Data extracted from a collection:
--------

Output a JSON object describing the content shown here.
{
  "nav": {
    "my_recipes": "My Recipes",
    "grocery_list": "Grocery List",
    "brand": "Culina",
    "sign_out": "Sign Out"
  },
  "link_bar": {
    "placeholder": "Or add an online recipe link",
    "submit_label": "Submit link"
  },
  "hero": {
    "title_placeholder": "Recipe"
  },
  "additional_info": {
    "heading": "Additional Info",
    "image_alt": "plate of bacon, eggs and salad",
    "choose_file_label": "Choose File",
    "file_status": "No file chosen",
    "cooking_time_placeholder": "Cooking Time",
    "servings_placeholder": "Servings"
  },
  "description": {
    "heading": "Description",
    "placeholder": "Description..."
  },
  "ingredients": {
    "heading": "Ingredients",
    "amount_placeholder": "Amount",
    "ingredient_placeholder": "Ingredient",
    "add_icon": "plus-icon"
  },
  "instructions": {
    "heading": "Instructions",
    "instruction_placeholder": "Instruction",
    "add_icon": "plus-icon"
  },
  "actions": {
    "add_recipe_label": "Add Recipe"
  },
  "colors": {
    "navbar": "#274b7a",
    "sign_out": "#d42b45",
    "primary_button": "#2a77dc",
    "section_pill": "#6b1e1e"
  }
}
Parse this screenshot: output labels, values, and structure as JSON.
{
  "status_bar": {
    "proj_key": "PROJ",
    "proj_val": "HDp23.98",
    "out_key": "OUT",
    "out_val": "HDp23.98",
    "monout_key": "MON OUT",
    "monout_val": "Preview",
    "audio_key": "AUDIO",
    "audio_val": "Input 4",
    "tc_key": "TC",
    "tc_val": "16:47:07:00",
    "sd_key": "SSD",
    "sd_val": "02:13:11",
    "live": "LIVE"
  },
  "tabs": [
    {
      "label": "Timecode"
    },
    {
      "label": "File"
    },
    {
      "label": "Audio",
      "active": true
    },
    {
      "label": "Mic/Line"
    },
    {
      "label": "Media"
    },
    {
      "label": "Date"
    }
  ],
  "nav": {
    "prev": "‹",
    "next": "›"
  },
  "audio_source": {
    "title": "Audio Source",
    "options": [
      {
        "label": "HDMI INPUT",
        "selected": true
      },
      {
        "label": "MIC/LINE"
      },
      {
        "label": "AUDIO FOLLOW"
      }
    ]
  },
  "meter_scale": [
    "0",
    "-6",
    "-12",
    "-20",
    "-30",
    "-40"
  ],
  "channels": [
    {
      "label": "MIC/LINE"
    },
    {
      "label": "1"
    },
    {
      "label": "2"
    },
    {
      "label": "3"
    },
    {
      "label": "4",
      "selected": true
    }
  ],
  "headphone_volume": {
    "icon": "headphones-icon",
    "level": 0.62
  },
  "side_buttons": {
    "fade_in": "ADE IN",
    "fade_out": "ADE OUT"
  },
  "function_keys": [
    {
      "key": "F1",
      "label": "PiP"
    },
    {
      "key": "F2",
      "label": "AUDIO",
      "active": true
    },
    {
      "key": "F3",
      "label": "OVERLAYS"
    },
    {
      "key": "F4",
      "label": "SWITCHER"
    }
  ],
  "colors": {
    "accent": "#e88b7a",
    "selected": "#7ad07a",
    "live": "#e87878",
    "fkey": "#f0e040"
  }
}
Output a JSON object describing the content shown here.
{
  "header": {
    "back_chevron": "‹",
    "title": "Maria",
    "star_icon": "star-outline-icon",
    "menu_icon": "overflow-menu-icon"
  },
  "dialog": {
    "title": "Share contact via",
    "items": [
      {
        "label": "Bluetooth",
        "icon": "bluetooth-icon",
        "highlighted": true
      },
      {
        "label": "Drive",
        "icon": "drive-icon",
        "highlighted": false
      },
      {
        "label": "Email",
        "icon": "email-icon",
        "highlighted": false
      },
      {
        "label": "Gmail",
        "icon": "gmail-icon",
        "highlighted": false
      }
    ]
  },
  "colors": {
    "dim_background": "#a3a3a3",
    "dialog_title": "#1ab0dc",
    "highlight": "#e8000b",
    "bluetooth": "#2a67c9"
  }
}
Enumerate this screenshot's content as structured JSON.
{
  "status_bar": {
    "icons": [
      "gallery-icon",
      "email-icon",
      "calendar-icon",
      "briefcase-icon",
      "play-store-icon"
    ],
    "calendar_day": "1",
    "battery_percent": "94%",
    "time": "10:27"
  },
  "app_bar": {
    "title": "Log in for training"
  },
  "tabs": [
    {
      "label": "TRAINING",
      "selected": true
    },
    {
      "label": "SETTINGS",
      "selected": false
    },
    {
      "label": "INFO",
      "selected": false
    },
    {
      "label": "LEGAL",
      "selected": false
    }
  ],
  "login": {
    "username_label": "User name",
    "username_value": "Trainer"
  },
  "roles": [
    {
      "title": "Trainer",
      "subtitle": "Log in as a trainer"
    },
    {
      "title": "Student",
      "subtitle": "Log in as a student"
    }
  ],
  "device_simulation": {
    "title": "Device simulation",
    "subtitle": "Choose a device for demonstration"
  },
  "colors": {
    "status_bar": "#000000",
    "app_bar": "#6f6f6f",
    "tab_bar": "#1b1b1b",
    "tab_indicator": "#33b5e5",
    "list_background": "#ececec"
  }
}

--------

WORK TO DO ->
Repeat every record exactly as written, please.

WRITTEN SOLUTION ->
Output a JSON object describing the content shown here.
{
  "nav": {
    "my_recipes": "My Recipes",
    "grocery_list": "Grocery List",
    "brand": "Culina",
    "sign_out": "Sign Out"
  },
  "link_bar": {
    "placeholder": "Or add an online recipe link",
    "submit_label": "Submit link"
  },
  "hero": {
    "title_placeholder": "Recipe"
  },
  "additional_info": {
    "heading": "Additional Info",
    "image_alt": "plate of bacon, eggs and salad",
    "choose_file_label": "Choose File",
    "file_status": "No file chosen",
    "cooking_time_placeholder": "Cooking Time",
    "servings_placeholder": "Servings"
  },
  "description": {
    "heading": "Description",
    "placeholder": "Description..."
  },
  "ingredients": {
    "heading": "Ingredients",
    "amount_placeholder": "Amount",
    "ingredient_placeholder": "Ingredient",
    "add_icon": "plus-icon"
  },
  "instructions": {
    "heading": "Instructions",
    "instruction_placeholder": "Instruction",
    "add_icon": "plus-icon"
  },
  "actions": {
    "add_recipe_label": "Add Recipe"
  },
  "colors": {
    "navbar": "#274b7a",
    "sign_out": "#d42b45",
    "primary_button": "#2a77dc",
    "section_pill": "#6b1e1e"
  }
}
Parse this screenshot: output labels, values, and structure as JSON.
{
  "status_bar": {
    "proj_key": "PROJ",
    "proj_val": "HDp23.98",
    "out_key": "OUT",
    "out_val": "HDp23.98",
    "monout_key": "MON OUT",
    "monout_val": "Preview",
    "audio_key": "AUDIO",
    "audio_val": "Input 4",
    "tc_key": "TC",
    "tc_val": "16:47:07:00",
    "sd_key": "SSD",
    "sd_val": "02:13:11",
    "live": "LIVE"
  },
  "tabs": [
    {
      "label": "Timecode"
    },
    {
      "label": "File"
    },
    {
      "label": "Audio",
      "active": true
    },
    {
      "label": "Mic/Line"
    },
    {
      "label": "Media"
    },
    {
      "label": "Date"
    }
  ],
  "nav": {
    "prev": "‹",
    "next": "›"
  },
  "audio_source": {
    "title": "Audio Source",
    "options": [
      {
        "label": "HDMI INPUT",
        "selected": true
      },
      {
        "label": "MIC/LINE"
      },
      {
        "label": "AUDIO FOLLOW"
      }
    ]
  },
  "meter_scale": [
    "0",
    "-6",
    "-12",
    "-20",
    "-30",
    "-40"
  ],
  "channels": [
    {
      "label": "MIC/LINE"
    },
    {
      "label": "1"
    },
    {
      "label": "2"
    },
    {
      "label": "3"
    },
    {
      "label": "4",
      "selected": true
    }
  ],
  "headphone_volume": {
    "icon": "headphones-icon",
    "level": 0.62
  },
  "side_buttons": {
    "fade_in": "ADE IN",
    "fade_out": "ADE OUT"
  },
  "function_keys": [
    {
      "key": "F1",
      "label": "PiP"
    },
    {
      "key": "F2",
      "label": "AUDIO",
      "active": true
    },
    {
      "key": "F3",
      "label": "OVERLAYS"
    },
    {
      "key": "F4",
      "label": "SWITCHER"
    }
  ],
  "colors": {
    "accent": "#e88b7a",
    "selected": "#7ad07a",
    "live": "#e87878",
    "fkey": "#f0e040"
  }
}
Output a JSON object describing the content shown here.
{
  "header": {
    "back_chevron": "‹",
    "title": "Maria",
    "star_icon": "star-outline-icon",
    "menu_icon": "overflow-menu-icon"
  },
  "dialog": {
    "title": "Share contact via",
    "items": [
      {
        "label": "Bluetooth",
        "icon": "bluetooth-icon",
        "highlighted": true
      },
      {
        "label": "Drive",
        "icon": "drive-icon",
        "highlighted": false
      },
      {
        "label": "Email",
        "icon": "email-icon",
        "highlighted": false
      },
      {
        "label": "Gmail",
        "icon": "gmail-icon",
        "highlighted": false
      }
    ]
  },
  "colors": {
    "dim_background": "#a3a3a3",
    "dialog_title": "#1ab0dc",
    "highlight": "#e8000b",
    "bluetooth": "#2a67c9"
  }
}
Enumerate this screenshot's content as structured JSON.
{
  "status_bar": {
    "icons": [
      "gallery-icon",
      "email-icon",
      "calendar-icon",
      "briefcase-icon",
      "play-store-icon"
    ],
    "calendar_day": "1",
    "battery_percent": "94%",
    "time": "10:27"
  },
  "app_bar": {
    "title": "Log in for training"
  },
  "tabs": [
    {
      "label": "TRAINING",
      "selected": true
    },
    {
      "label": "SETTINGS",
      "selected": false
    },
    {
      "label": "INFO",
      "selected": false
    },
    {
      "label": "LEGAL",
      "selected": false
    }
  ],
  "login": {
    "username_label": "User name",
    "username_value": "Trainer"
  },
  "roles": [
    {
      "title": "Trainer",
      "subtitle": "Log in as a trainer"
    },
    {
      "title": "Student",
      "subtitle": "Log in as a student"
    }
  ],
  "device_simulation": {
    "title": "Device simulation",
    "subtitle": "Choose a device for demonstration"
  },
  "colors": {
    "status_bar": "#000000",
    "app_bar": "#6f6f6f",
    "tab_bar": "#1b1b1b",
    "tab_indicator": "#33b5e5",
    "list_background": "#ececec"
  }
}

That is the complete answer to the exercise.